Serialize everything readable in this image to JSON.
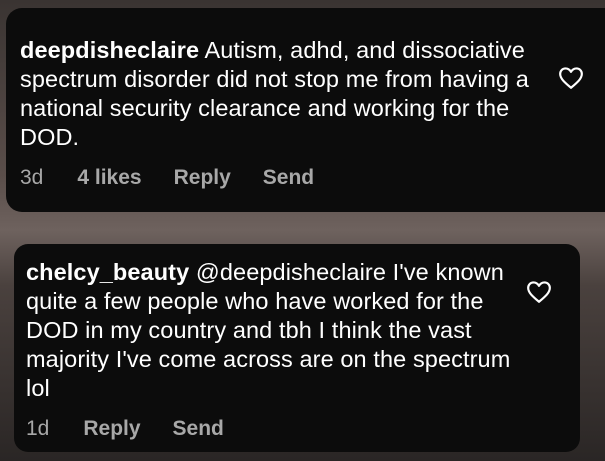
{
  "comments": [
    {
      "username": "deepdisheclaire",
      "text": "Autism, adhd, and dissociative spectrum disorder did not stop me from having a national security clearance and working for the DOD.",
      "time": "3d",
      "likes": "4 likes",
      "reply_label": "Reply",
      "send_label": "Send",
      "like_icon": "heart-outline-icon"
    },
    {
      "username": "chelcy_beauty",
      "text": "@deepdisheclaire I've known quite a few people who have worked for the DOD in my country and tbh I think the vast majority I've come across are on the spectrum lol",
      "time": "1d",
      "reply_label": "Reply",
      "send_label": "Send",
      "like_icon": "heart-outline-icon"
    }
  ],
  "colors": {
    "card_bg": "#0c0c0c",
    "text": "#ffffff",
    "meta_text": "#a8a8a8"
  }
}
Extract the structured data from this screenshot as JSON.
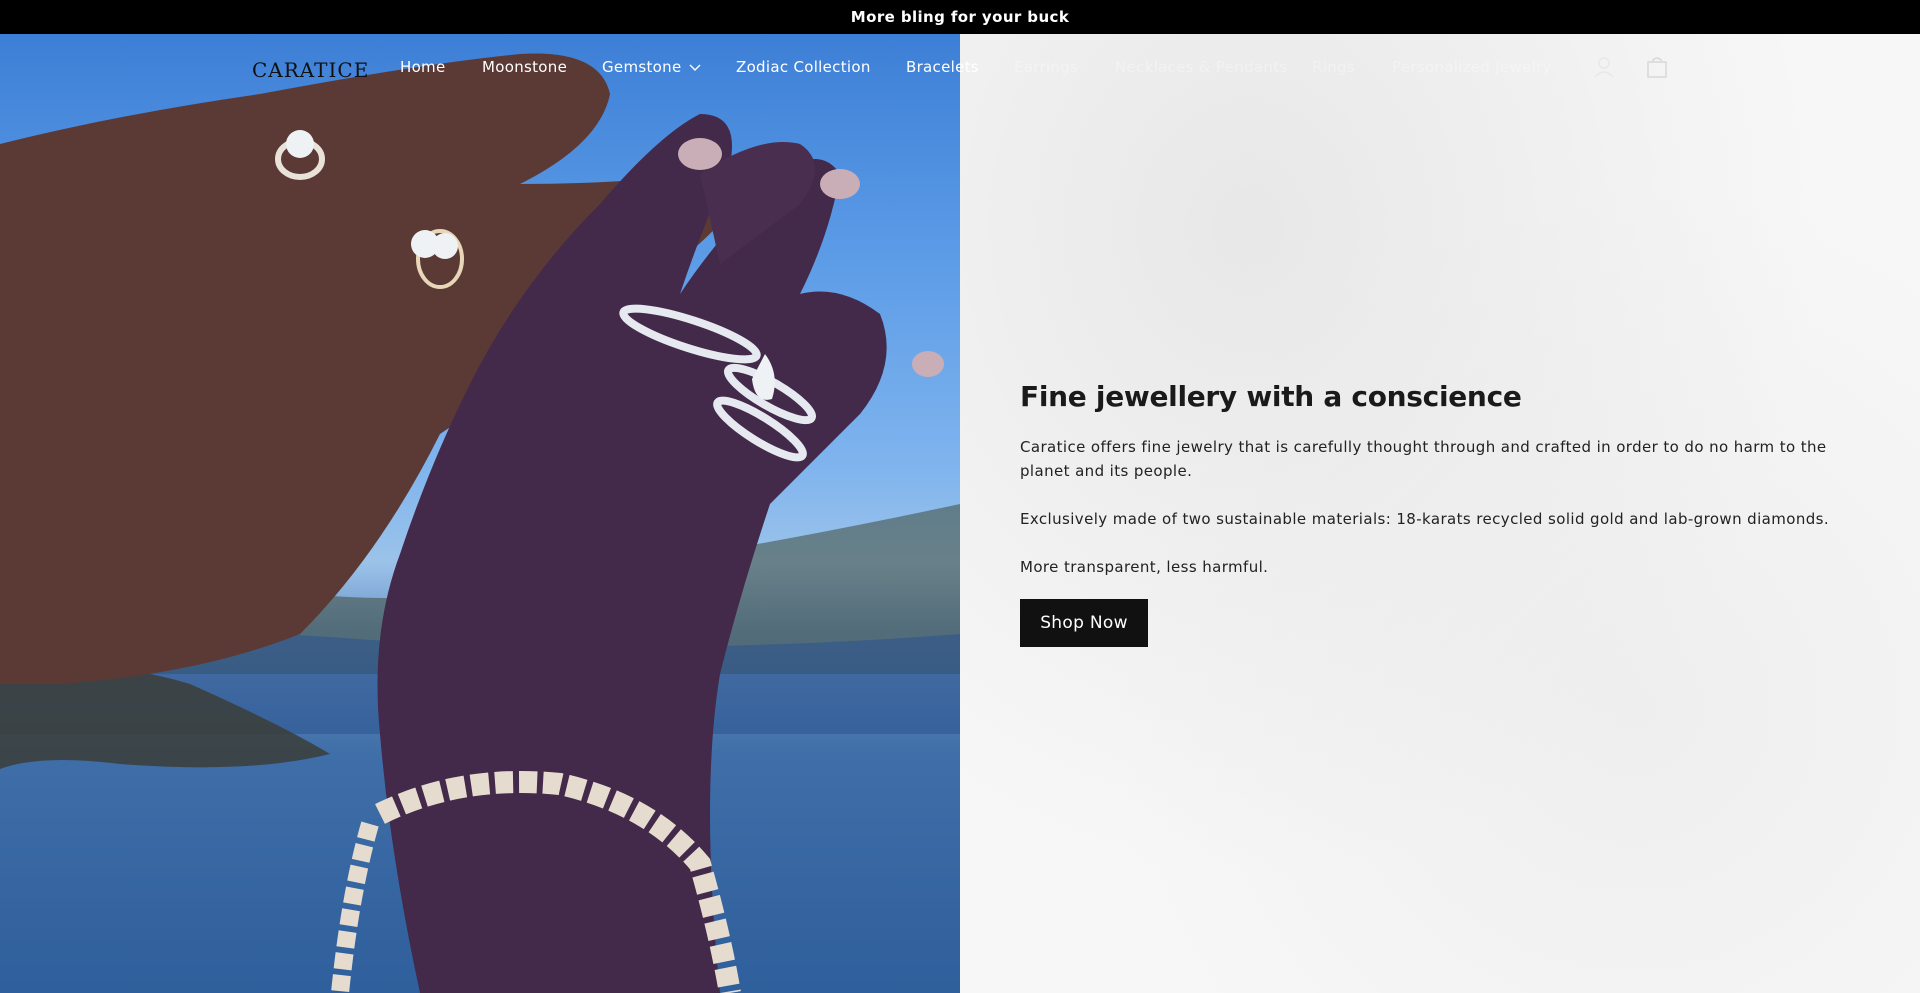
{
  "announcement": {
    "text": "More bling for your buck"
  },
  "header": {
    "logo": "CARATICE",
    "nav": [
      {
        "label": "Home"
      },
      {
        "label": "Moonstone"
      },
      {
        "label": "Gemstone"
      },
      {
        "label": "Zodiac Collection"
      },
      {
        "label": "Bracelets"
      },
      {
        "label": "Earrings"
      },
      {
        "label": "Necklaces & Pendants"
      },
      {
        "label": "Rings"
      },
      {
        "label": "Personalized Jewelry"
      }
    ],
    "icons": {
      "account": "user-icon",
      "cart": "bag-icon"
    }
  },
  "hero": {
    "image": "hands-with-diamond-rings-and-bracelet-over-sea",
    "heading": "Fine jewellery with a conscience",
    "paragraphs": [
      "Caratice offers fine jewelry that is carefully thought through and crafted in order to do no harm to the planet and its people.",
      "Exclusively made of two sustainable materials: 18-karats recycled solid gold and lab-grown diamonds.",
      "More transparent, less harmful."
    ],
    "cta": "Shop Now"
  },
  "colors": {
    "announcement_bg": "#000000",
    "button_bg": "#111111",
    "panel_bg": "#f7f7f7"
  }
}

__________________________________________________

**Work instructions**
Retype all the records shown above, character for character. Omit every picture.

**Response to the exercise**
Serialize everything readable in this image to JSON.
{
  "comments": [
    {
      "username": "deepdisheclaire",
      "text": "Autism, adhd, and dissociative spectrum disorder did not stop me from having a national security clearance and working for the DOD.",
      "time": "3d",
      "likes": "4 likes",
      "reply_label": "Reply",
      "send_label": "Send",
      "like_icon": "heart-outline-icon"
    },
    {
      "username": "chelcy_beauty",
      "text": "@deepdisheclaire I've known quite a few people who have worked for the DOD in my country and tbh I think the vast majority I've come across are on the spectrum lol",
      "time": "1d",
      "reply_label": "Reply",
      "send_label": "Send",
      "like_icon": "heart-outline-icon"
    }
  ],
  "colors": {
    "card_bg": "#0c0c0c",
    "text": "#ffffff",
    "meta_text": "#a8a8a8"
  }
}
Extract the structured data from this screenshot as JSON.
{
  "announcement": {
    "text": "More bling for your buck"
  },
  "header": {
    "logo": "CARATICE",
    "nav": [
      {
        "label": "Home"
      },
      {
        "label": "Moonstone"
      },
      {
        "label": "Gemstone"
      },
      {
        "label": "Zodiac Collection"
      },
      {
        "label": "Bracelets"
      },
      {
        "label": "Earrings"
      },
      {
        "label": "Necklaces & Pendants"
      },
      {
        "label": "Rings"
      },
      {
        "label": "Personalized Jewelry"
      }
    ],
    "icons": {
      "account": "user-icon",
      "cart": "bag-icon"
    }
  },
  "hero": {
    "image": "hands-with-diamond-rings-and-bracelet-over-sea",
    "heading": "Fine jewellery with a conscience",
    "paragraphs": [
      "Caratice offers fine jewelry that is carefully thought through and crafted in order to do no harm to the planet and its people.",
      "Exclusively made of two sustainable materials: 18-karats recycled solid gold and lab-grown diamonds.",
      "More transparent, less harmful."
    ],
    "cta": "Shop Now"
  },
  "colors": {
    "announcement_bg": "#000000",
    "button_bg": "#111111",
    "panel_bg": "#f7f7f7"
  }
}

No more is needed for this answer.